## [Exercise details]
Omit the pictures, please, and give each record below again exactly.

— start Data extract —

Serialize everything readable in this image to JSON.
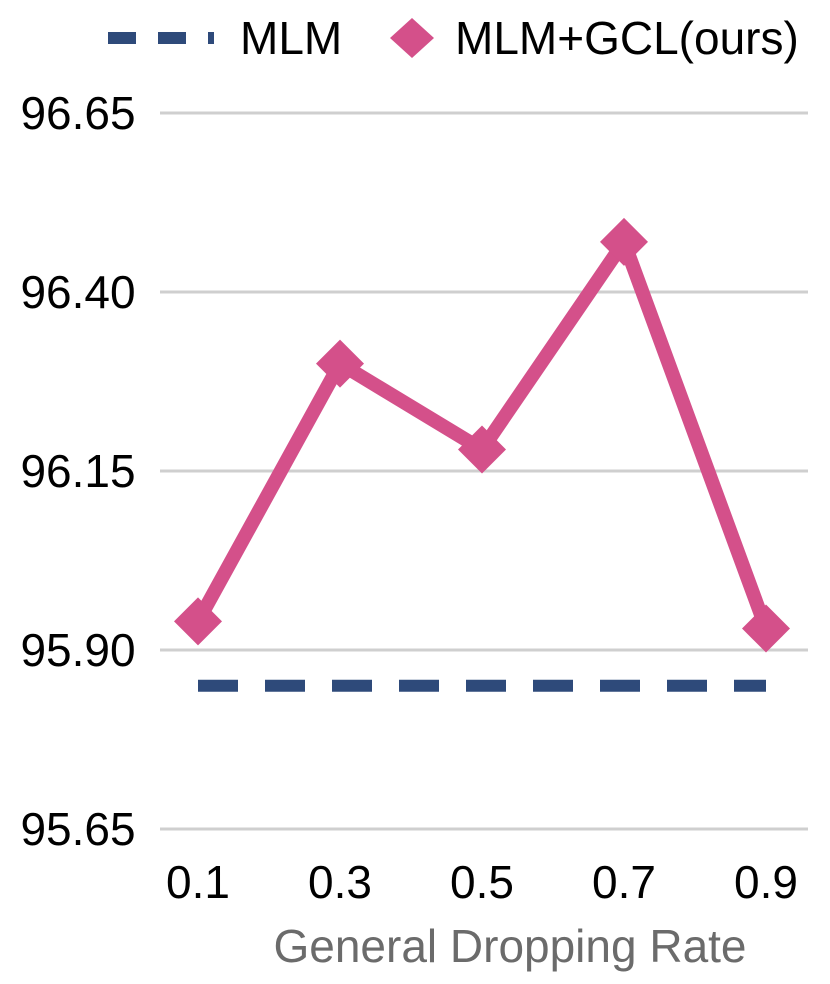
{
  "chart_data": {
    "type": "line",
    "xlabel": "General Dropping Rate",
    "ylabel": "",
    "x": [
      0.1,
      0.3,
      0.5,
      0.7,
      0.9
    ],
    "x_tick_labels": [
      "0.1",
      "0.3",
      "0.5",
      "0.7",
      "0.9"
    ],
    "y_tick_values": [
      96.65,
      96.4,
      96.15,
      95.9,
      95.65
    ],
    "y_tick_labels": [
      "96.65",
      "96.40",
      "96.15",
      "95.90",
      "95.65"
    ],
    "ylim": [
      95.65,
      96.65
    ],
    "grid": true,
    "legend_position": "top",
    "series": [
      {
        "name": "MLM",
        "style": "dashed",
        "marker": "none",
        "color": "#2e4a7a",
        "values": [
          95.85,
          95.85,
          95.85,
          95.85,
          95.85
        ]
      },
      {
        "name": "MLM+GCL(ours)",
        "style": "solid",
        "marker": "diamond",
        "color": "#d4508a",
        "values": [
          95.94,
          96.3,
          96.18,
          96.47,
          95.93
        ]
      }
    ]
  }
}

— end Data extract —

## [Result below]
Serialize everything readable in this image to JSON.
{
  "chart_data": {
    "type": "line",
    "xlabel": "General Dropping Rate",
    "ylabel": "",
    "x": [
      0.1,
      0.3,
      0.5,
      0.7,
      0.9
    ],
    "x_tick_labels": [
      "0.1",
      "0.3",
      "0.5",
      "0.7",
      "0.9"
    ],
    "y_tick_values": [
      96.65,
      96.4,
      96.15,
      95.9,
      95.65
    ],
    "y_tick_labels": [
      "96.65",
      "96.40",
      "96.15",
      "95.90",
      "95.65"
    ],
    "ylim": [
      95.65,
      96.65
    ],
    "grid": true,
    "legend_position": "top",
    "series": [
      {
        "name": "MLM",
        "style": "dashed",
        "marker": "none",
        "color": "#2e4a7a",
        "values": [
          95.85,
          95.85,
          95.85,
          95.85,
          95.85
        ]
      },
      {
        "name": "MLM+GCL(ours)",
        "style": "solid",
        "marker": "diamond",
        "color": "#d4508a",
        "values": [
          95.94,
          96.3,
          96.18,
          96.47,
          95.93
        ]
      }
    ]
  }
}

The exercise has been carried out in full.